START
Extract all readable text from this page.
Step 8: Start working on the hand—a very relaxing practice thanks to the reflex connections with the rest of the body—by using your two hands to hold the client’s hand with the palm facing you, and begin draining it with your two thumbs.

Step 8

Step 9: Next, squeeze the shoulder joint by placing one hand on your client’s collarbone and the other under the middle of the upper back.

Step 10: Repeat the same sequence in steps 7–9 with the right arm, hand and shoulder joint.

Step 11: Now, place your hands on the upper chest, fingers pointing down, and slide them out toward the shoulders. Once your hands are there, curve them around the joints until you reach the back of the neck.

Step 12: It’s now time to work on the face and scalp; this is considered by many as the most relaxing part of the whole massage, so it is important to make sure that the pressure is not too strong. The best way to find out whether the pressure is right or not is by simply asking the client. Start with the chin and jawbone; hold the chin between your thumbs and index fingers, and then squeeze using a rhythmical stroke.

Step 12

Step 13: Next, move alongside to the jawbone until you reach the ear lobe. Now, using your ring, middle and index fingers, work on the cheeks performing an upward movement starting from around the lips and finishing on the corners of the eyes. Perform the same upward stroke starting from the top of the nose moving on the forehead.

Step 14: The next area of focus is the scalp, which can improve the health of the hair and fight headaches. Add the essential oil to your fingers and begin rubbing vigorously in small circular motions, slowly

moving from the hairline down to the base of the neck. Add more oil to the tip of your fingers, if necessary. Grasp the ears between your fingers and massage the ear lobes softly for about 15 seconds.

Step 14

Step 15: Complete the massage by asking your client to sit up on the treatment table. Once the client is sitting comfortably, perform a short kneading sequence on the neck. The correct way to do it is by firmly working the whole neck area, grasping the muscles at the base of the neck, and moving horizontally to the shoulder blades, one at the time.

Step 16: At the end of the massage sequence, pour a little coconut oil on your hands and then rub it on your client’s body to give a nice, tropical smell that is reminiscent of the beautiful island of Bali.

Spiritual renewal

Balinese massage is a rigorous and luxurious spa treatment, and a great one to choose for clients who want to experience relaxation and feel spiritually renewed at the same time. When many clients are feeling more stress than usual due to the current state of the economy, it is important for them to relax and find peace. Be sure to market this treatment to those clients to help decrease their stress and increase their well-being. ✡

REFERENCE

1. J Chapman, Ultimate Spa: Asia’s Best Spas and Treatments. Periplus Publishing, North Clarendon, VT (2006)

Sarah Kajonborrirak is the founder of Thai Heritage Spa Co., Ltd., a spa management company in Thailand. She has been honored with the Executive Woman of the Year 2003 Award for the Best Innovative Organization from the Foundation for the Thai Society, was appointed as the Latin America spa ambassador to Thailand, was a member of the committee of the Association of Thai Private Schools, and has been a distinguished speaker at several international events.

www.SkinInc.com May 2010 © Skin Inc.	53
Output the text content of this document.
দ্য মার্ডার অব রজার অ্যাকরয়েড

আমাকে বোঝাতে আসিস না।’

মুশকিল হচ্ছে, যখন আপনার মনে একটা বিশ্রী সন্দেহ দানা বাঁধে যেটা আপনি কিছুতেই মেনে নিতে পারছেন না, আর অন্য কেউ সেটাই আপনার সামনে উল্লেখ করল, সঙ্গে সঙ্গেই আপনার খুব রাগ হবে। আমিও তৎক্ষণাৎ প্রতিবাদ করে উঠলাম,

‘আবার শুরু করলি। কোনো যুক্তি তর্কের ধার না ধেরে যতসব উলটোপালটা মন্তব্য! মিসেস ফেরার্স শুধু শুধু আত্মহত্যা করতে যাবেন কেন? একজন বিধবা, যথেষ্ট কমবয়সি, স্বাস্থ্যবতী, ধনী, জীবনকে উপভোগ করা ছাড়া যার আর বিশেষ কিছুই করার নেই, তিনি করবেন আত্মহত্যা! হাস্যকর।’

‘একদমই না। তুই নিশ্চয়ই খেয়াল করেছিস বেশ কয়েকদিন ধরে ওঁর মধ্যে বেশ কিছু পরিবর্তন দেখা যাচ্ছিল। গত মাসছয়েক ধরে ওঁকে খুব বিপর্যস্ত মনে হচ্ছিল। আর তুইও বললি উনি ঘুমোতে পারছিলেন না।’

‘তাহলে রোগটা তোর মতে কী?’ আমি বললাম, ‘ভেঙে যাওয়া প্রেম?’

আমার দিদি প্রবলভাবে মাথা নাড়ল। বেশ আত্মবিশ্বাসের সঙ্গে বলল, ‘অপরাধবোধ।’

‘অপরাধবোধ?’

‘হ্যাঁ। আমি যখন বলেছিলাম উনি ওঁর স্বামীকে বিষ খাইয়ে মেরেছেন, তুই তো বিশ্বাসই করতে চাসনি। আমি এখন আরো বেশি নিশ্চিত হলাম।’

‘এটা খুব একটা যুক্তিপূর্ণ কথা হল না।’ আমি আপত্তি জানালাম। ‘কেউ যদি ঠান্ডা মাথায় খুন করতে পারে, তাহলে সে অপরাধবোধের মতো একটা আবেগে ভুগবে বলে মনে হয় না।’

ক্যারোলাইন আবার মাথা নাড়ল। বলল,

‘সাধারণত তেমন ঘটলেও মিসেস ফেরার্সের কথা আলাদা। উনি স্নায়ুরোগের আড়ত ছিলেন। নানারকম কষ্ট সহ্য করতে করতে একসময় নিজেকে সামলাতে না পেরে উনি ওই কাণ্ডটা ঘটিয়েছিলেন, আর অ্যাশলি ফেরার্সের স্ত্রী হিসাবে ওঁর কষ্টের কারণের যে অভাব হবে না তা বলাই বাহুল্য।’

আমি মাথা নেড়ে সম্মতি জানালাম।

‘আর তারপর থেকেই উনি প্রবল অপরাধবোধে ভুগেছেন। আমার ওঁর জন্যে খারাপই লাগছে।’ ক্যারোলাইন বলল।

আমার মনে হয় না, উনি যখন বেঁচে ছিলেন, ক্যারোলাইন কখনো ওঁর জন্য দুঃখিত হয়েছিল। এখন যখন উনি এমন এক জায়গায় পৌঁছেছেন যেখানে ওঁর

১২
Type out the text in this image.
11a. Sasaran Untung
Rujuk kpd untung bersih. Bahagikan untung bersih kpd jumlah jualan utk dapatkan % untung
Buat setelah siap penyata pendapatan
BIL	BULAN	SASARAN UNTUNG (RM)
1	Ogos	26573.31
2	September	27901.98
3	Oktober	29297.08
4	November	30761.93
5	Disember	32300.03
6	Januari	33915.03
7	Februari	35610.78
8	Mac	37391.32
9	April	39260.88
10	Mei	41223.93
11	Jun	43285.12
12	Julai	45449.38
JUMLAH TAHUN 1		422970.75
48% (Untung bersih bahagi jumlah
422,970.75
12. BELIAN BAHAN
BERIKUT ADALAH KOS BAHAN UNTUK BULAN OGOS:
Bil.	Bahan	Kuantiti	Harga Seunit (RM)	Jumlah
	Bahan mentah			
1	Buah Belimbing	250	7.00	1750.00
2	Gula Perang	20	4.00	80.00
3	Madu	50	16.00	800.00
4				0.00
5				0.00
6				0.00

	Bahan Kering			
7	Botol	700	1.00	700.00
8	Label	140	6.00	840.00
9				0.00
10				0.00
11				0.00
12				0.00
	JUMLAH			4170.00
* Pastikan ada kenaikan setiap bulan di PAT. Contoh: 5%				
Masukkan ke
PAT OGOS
END
## WHAT NEEDS TO BE DONE
Collect the lines that hold "with".

## FULL RESPONSE
Step 8: Start working on the hand—a very relaxing practice thanks to the reflex connections with the rest of the body—by using your two hands to hold the client’s hand with the palm facing you, and begin draining it with your two thumbs.
Step 10: Repeat the same sequence in steps 7–9 with the right arm, hand and shoulder joint.
Step 12: It’s now time to work on the face and scalp; this is considered by many as the most relaxing part of the whole massage, so it is important to make sure that the pressure is not too strong. The best way to find out whether the pressure is right or not is by simply asking the client. Start with the chin and jawbone; hold the chin between your thumbs and index fingers, and then squeeze using a rhythmical stroke.
Sarah Kajonborrirak is the founder of Thai Heritage Spa Co., Ltd., a spa management company in Thailand. She has been honored with the Executive Woman of the Year 2003 Award for the Best Innovative Organization from the Foundation for the Thai Society, was appointed as the Latin America spa ambassador to Thailand, was a member of the committee of the Association of Thai Private Schools, and has been a distinguished speaker at several international events.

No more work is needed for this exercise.